■ GIVEN TEXT
::::

This vignette provides a rigorous mathematical treatment of the A1 closed-form approximation used in the DPprior package for Gamma hyperprior elicitation. The A1 method transforms practitioner beliefs about the number of clusters $(\mu_K, \sigma^2_K)$ into Gamma hyperparameters $(a, b)$ via a Negative Binomial moment-matching procedure.

We cover:

The Poisson approximation for large $J$ and its theoretical foundations
Scaling constant selection: $\log J$ vs harmonic vs digamma
The Negative Binomial gamma mixture identity
The A1 inverse mapping (Theorem 1)
Error analysis and limitations of the approximation

Throughout, we carefully distinguish between established results from the literature and novel contributions of this work.

1. The Poisson Approximation for Large J

1.1 Established Result: Poisson Convergence

The starting point for the A1 approximation is a classical result on the asymptotic distribution of $K_J | \alpha$ . Recall from the Poisson-Binomial representation (see vignette("theory-overview")) that: $K_J = \sum_{i=1}^{J} B_i, \quad B_i \sim \text{Bernoulli}\left(\frac{\alpha}{\alpha + i - 1}\right).$

Attribution. The following Poisson convergence result is established in Arratia, Barbour, and Tavaré (2000), with the rate explicitly stated in Vicentini and Jermyn (2025, Equation 10):

Theorem (Poisson Approximation). For fixed $\alpha > 0$ and $J \to \infty$ : $d_{TV}\left(p(K_J | \alpha),\ \text{Poisson}(\mathbb{E}[K_J | \alpha])\right) = O\left(\frac{1}{\log J}\right),$ where $d_{TV}$ denotes the total variation distance.

This convergence, while sublinear, provides the conceptual foundation for using a Poisson proxy in elicitation.

1.2 The Shifted Poisson Proxy

Novel Contribution. A key insight motivating the DPprior approach is that we should apply the Poisson approximation to $K_J - 1$ rather than $K_J$ directly.

::::

■ DATA LISTING
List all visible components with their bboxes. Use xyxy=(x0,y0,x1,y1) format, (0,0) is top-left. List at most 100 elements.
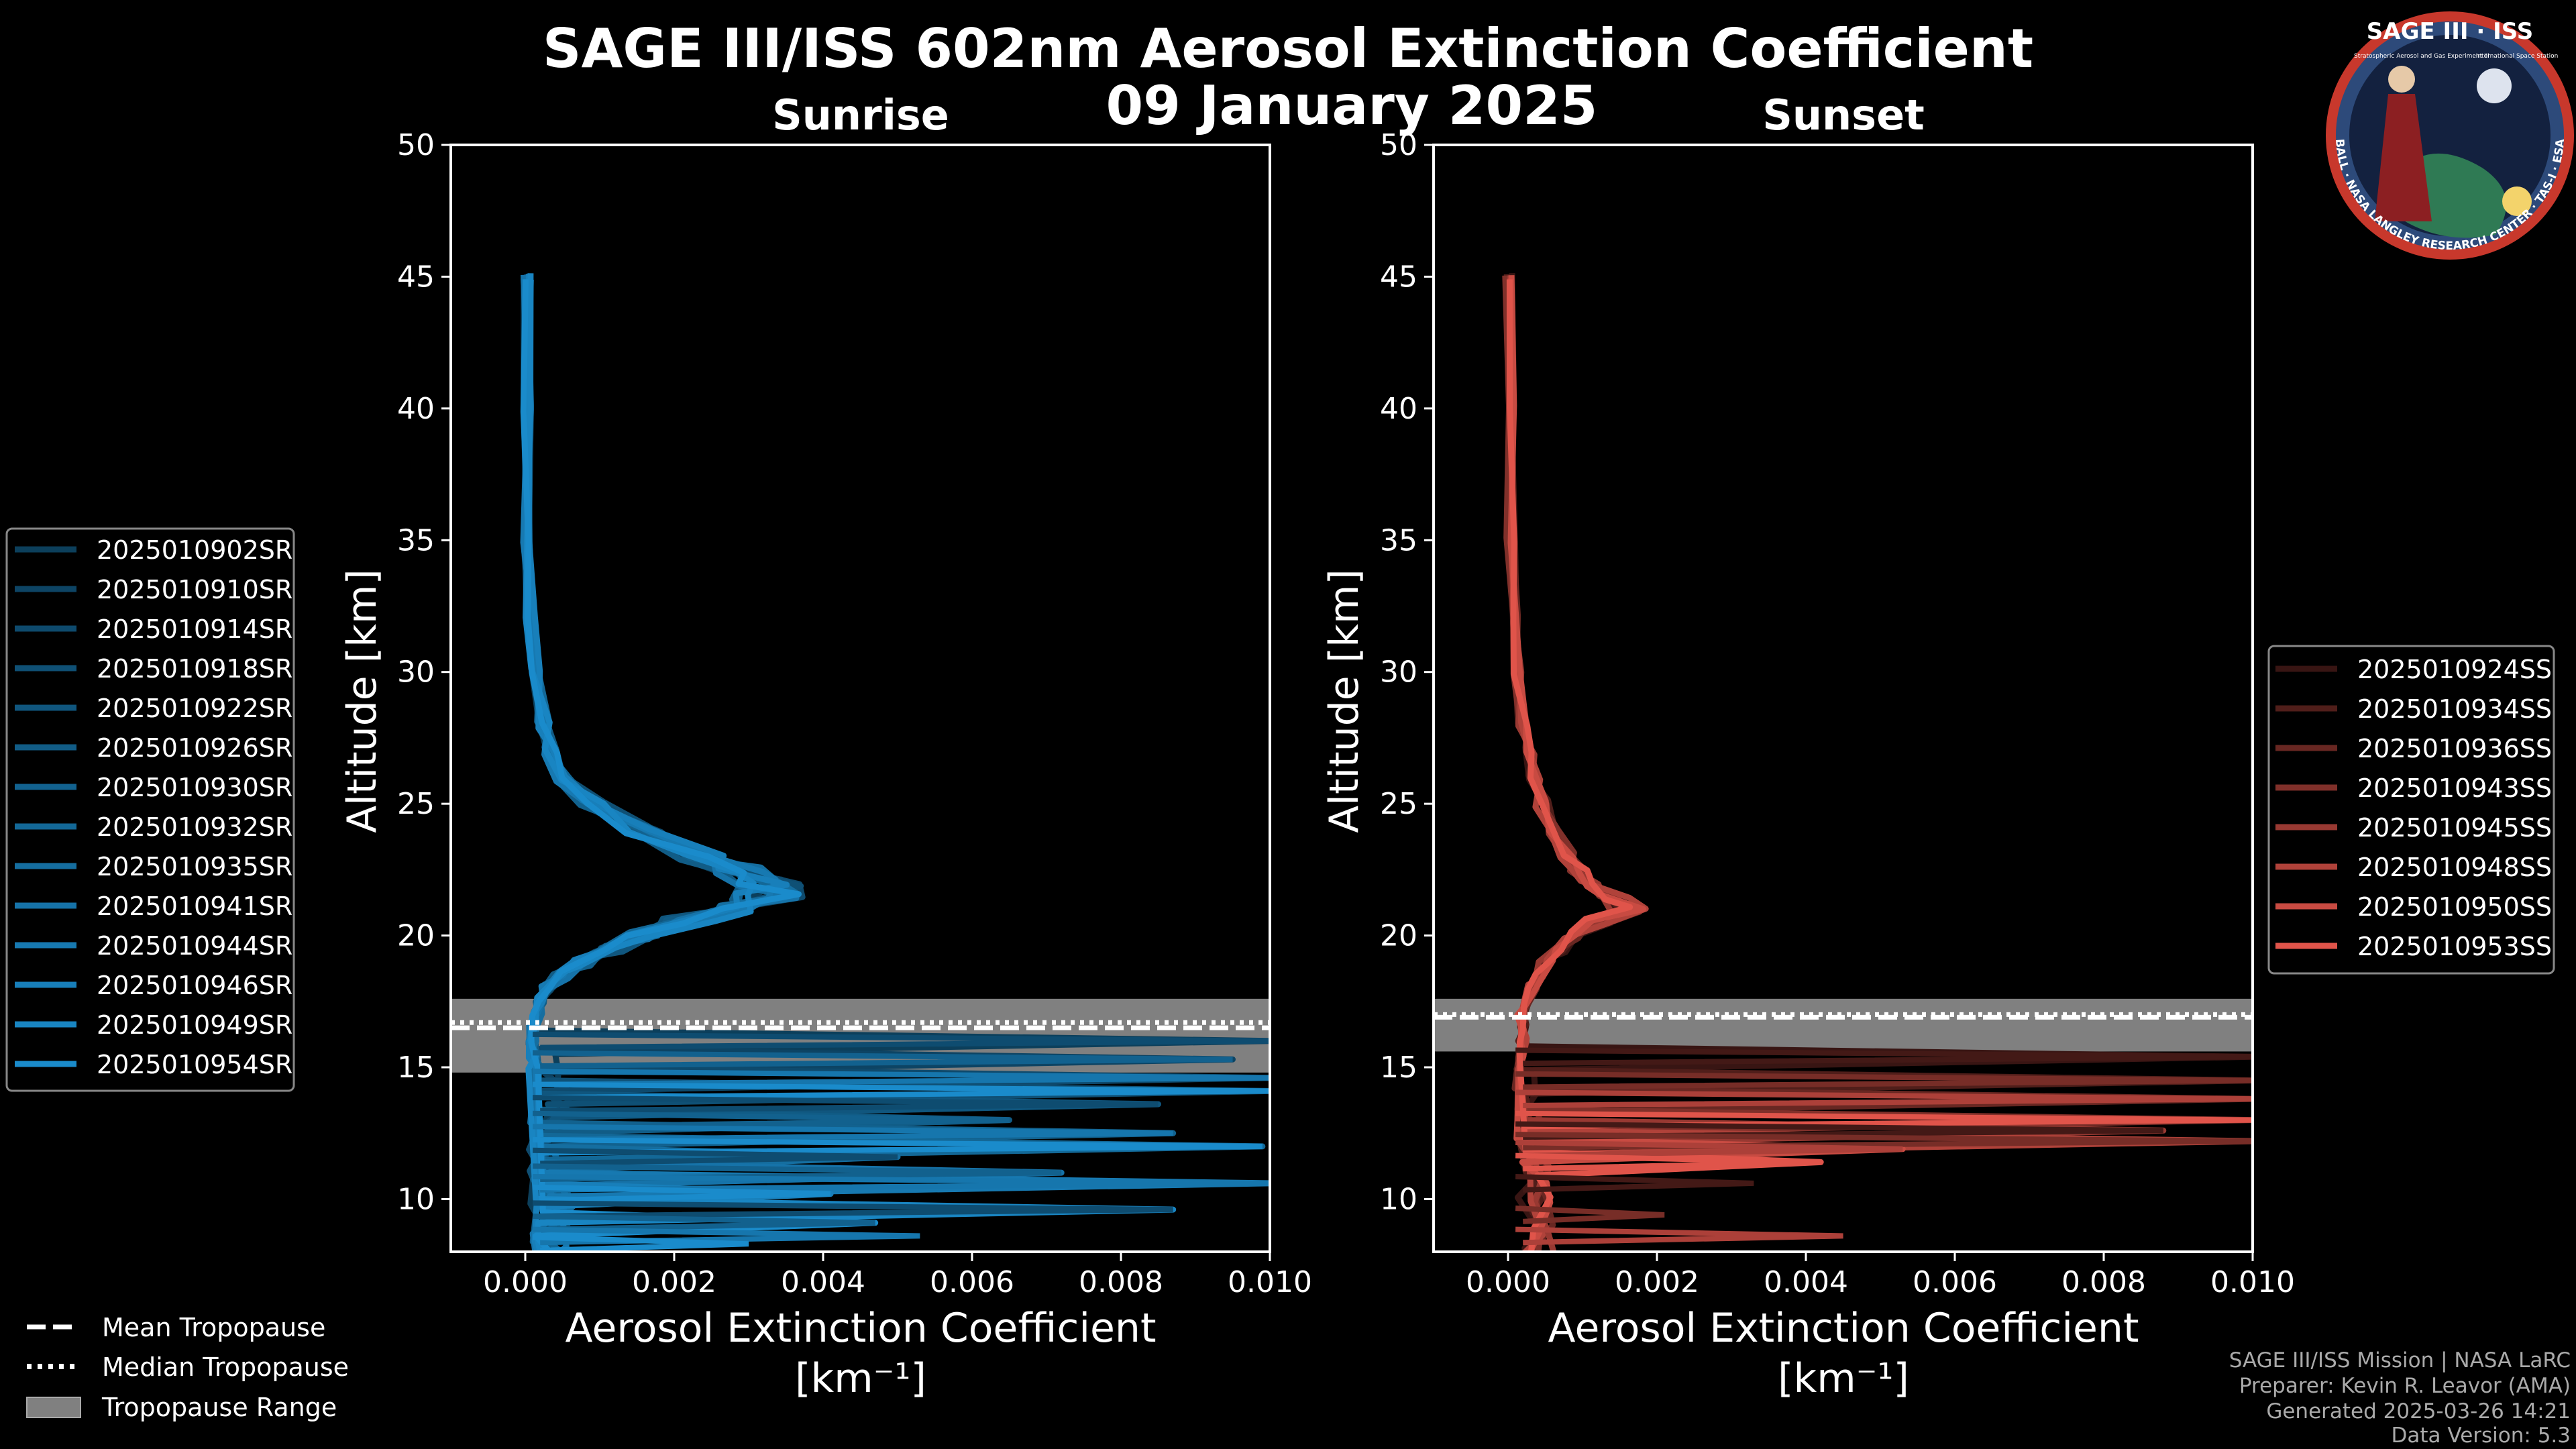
sunset-y-tick-label: 20 xyxy=(1380,919,1417,953)
tropopause-range-label: Tropopause Range xyxy=(101,1393,337,1422)
sunset-spike xyxy=(1515,1152,1821,1172)
figure-date: 09 January 2025 xyxy=(1106,74,1598,137)
sunset-legend: 2025010924SS 2025010934SS 2025010936SS 2025… xyxy=(2267,645,2555,975)
tropopause-legend: Mean Tropopause Median Tropopause Tropop… xyxy=(26,1313,349,1422)
sunrise-spike xyxy=(533,1184,831,1203)
sunrise-legend-label: 2025010926SR xyxy=(97,733,292,763)
sunrise-plot-frame xyxy=(449,144,1271,1253)
sunset-x-tick-label: 0.002 xyxy=(1615,1265,1699,1299)
logo-title: SAGE III · ISS xyxy=(2367,18,2533,45)
sunset-plot: 10 15 20 25 30 35 40 45 50 0.000 0.002 0.004 0.006 0.… xyxy=(1380,128,2295,1299)
sunset-legend-label: 2025010948SS xyxy=(2357,853,2552,882)
sunrise-x-tick-label: 0.006 xyxy=(930,1265,1014,1299)
sage-iii-iss-logo: SAGE III · ISS Stratospheric Aerosol and… xyxy=(2326,11,2574,260)
footer-credits: SAGE III/ISS Mission | NASA LaRC Prepare… xyxy=(2229,1348,2571,1448)
sunrise-x-axis-label: Aerosol Extinction Coefficient xyxy=(566,1305,1157,1352)
sunrise-spike xyxy=(532,1234,749,1252)
sunrise-profiles xyxy=(451,273,1270,1252)
sunset-x-tick-label: 0.006 xyxy=(1913,1265,1997,1299)
sunset-y-tick-label: 10 xyxy=(1380,1182,1417,1216)
sunrise-spike xyxy=(533,1031,1270,1051)
sunrise-y-tick-label: 50 xyxy=(397,128,435,162)
tropopause-range-swatch xyxy=(26,1397,81,1418)
sunrise-x-tick-label: 0.002 xyxy=(632,1265,716,1299)
sunset-y-tick-label: 15 xyxy=(1380,1051,1417,1085)
sunset-spike xyxy=(1515,1174,1754,1193)
sunrise-spike xyxy=(533,1137,1263,1156)
sunset-y-tick-label: 50 xyxy=(1380,128,1417,162)
sunset-y-tick-label: 30 xyxy=(1380,655,1417,690)
sunset-x-tick-label: 0.004 xyxy=(1764,1265,1848,1299)
sunrise-legend-label: 2025010910SR xyxy=(97,575,292,604)
sunrise-spike xyxy=(533,1213,875,1232)
sunrise-spike xyxy=(533,1081,1270,1101)
logo-sun-icon xyxy=(2502,186,2532,216)
sunrise-axes: 10 15 20 25 30 35 40 45 50 0.000 0.002 0.004 0.006 0.… xyxy=(397,128,1312,1299)
sunrise-legend-label: 2025010941SR xyxy=(97,892,292,921)
sunrise-spike xyxy=(533,1068,1270,1087)
sunrise-x-tick-label: 0.010 xyxy=(1228,1265,1312,1299)
sunset-x-tick-label: 0.000 xyxy=(1466,1265,1550,1299)
sunset-x-tick-label: 0.008 xyxy=(2061,1265,2146,1299)
sunrise-y-axis-label: Altitude [km] xyxy=(339,569,386,833)
sunset-legend-label: 2025010936SS xyxy=(2357,734,2552,763)
sunrise-y-tick-label: 20 xyxy=(397,919,435,953)
sunrise-legend-label: 2025010949SR xyxy=(97,1010,292,1040)
logo-figure-icon xyxy=(2375,94,2432,221)
logo-tagline: Stratospheric Aerosol and Gas Experiment… xyxy=(2354,53,2489,60)
sunset-legend-label: 2025010945SS xyxy=(2357,813,2552,843)
sunrise-legend-frame xyxy=(5,527,295,1092)
sunrise-spike xyxy=(533,1095,1159,1114)
sunrise-legend-label: 2025010932SR xyxy=(97,812,292,842)
sunset-x-tick-label: 0.010 xyxy=(2210,1265,2295,1299)
footer-generated: Generated 2025-03-26 14:21 xyxy=(2266,1399,2571,1424)
footer-data-version: Data Version: 5.3 xyxy=(2392,1424,2571,1448)
sunrise-legend-label: 2025010914SR xyxy=(97,614,292,644)
sunset-plot-frame xyxy=(1432,144,2254,1253)
sunset-axes: 10 15 20 25 30 35 40 45 50 0.000 0.002 0.004 0.006 0.… xyxy=(1380,128,2295,1299)
sunrise-y-tick-label: 30 xyxy=(397,655,435,690)
sunset-spike xyxy=(1515,1139,1903,1159)
sunset-spike xyxy=(1515,1071,2253,1090)
sunrise-y-tick-label: 45 xyxy=(397,260,435,294)
sunset-legend-frame xyxy=(2267,645,2555,975)
sunrise-plot: 10 15 20 25 30 35 40 45 50 0.000 0.002 0.004 0.006 0.… xyxy=(397,128,1312,1299)
sunrise-spike xyxy=(533,1050,1233,1069)
sunset-x-axis-label: Aerosol Extinction Coefficient xyxy=(1548,1305,2139,1352)
sunrise-y-tick-label: 35 xyxy=(397,523,435,557)
sunrise-legend-label: 2025010935SR xyxy=(97,852,292,881)
sunrise-panel-title: Sunrise xyxy=(772,91,949,140)
sunrise-legend: 2025010902SR 2025010910SR 2025010914SR 2025… xyxy=(5,527,295,1092)
sunset-legend-label: 2025010953SS xyxy=(2357,932,2552,961)
sunset-spike xyxy=(1515,1205,1665,1224)
sunset-spike xyxy=(1515,1226,1843,1246)
sunrise-y-tick-label: 15 xyxy=(397,1051,435,1085)
logo-figure-head xyxy=(2388,66,2415,93)
sunset-spike xyxy=(1515,1047,2253,1067)
sunset-panel-title: Sunset xyxy=(1762,91,1925,140)
sunset-tropopause-layer xyxy=(1434,998,2253,1052)
sunset-legend-label: 2025010934SS xyxy=(2357,694,2552,724)
sunrise-y-tick-label: 25 xyxy=(397,787,435,821)
sunrise-x-tick-label: 0.004 xyxy=(781,1265,865,1299)
sunset-y-tick-label: 45 xyxy=(1380,260,1417,294)
sunset-y-tick-label: 40 xyxy=(1380,392,1417,426)
sunrise-legend-label: 2025010922SR xyxy=(97,694,292,723)
sunrise-legend-label: 2025010930SR xyxy=(97,773,292,802)
sunset-y-tick-label: 35 xyxy=(1380,523,1417,557)
sunrise-legend-label: 2025010954SR xyxy=(97,1050,292,1079)
sunrise-y-tick-label: 10 xyxy=(397,1182,435,1216)
logo-iss-label: International Space Station xyxy=(2476,53,2559,60)
sunrise-x-axis-units: [km⁻¹] xyxy=(795,1355,926,1402)
sunrise-legend-label: 2025010918SR xyxy=(97,654,292,684)
logo-moon-icon xyxy=(2477,68,2512,103)
footer-preparer: Preparer: Kevin R. Leavor (AMA) xyxy=(2239,1374,2571,1398)
mean-tropopause-label: Mean Tropopause xyxy=(102,1313,325,1342)
sunrise-spike xyxy=(533,1200,1173,1219)
sunrise-profile-2025010949SR xyxy=(523,273,1177,1252)
sunset-legend-label: 2025010943SS xyxy=(2357,773,2552,803)
sunrise-x-tick-label: 0.008 xyxy=(1079,1265,1163,1299)
sunrise-legend-label: 2025010946SR xyxy=(97,971,292,1000)
sunrise-spike xyxy=(533,1124,1173,1143)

::::

■ COMPLETE THE FOLLOWING
A. Answer these questions using the DPprior vignette, one answer per line, marked the same way:
(i) Into what does the A1 method transform practitioner beliefs about the number of clusters?
(ii) Which work explicitly states the rate for the Poisson convergence result?
(iii) To which quantity does the vignette say the Poisson approximation should be applied instead of $K_J$ directly?
B. Transcribe the passage of the DPprior vignette that begins at the words "Theorem (Poisson Approximation)." and ends after the words "total variation distance.".
C. Pick up the DPprior vignette after its last sentence and continue it.

■ RESPONSES TO THE EXERCISE
A.
(i) Gamma hyperparameters $(a, b)$, via a Negative Binomial moment-matching procedure.
(ii) Vicentini and Jermyn (2025, Equation 10).
(iii) $K_J - 1$.

B.
Theorem (Poisson Approximation). For fixed $\alpha > 0$ and $J \to \infty$ : $d_{TV}\left(p(K_J | \alpha),\ \text{Poisson}(\mathbb{E}[K_J | \alpha])\right) = O\left(\frac{1}{\log J}\right),$ where $d_{TV}$ denotes the total variation distance.

C.
Rationale. Any unshifted Poisson approximation has an unavoidable support mismatch because $K_J \geq 1$ almost surely under the CRP (at least one cluster always exists). If $Q = \text{Poisson}(\lambda)$ , then: $d_{TV}(\mathcal{L}(K_J),\ Q) \geq \frac{1}{2}Q(0) = \frac{1}{2}e^{-\lambda}.$

For small $\lambda$ (which occurs when the elicited $\mathbb{E}[K_J]$ is close to 1), this creates a substantial lower bound on the approximation error.

The A1 proxy (shifted): $K_J - 1 \mid \alpha \approx \text{Poisson}(\alpha \cdot c_J),$ or equivalently $K_J \approx 1 + \text{Poisson}(\alpha \cdot c_J)$ .

This shift aligns naturally with Proposition 1 from the theory vignette, since $K_J - 1$ is a sum of $J-1$ independent Bernoulli variables ( $B_1 \equiv 1$ ).

# Visualize the CRP probabilities
J <- 50
alpha_values <- c(0.5, 1, 2, 5)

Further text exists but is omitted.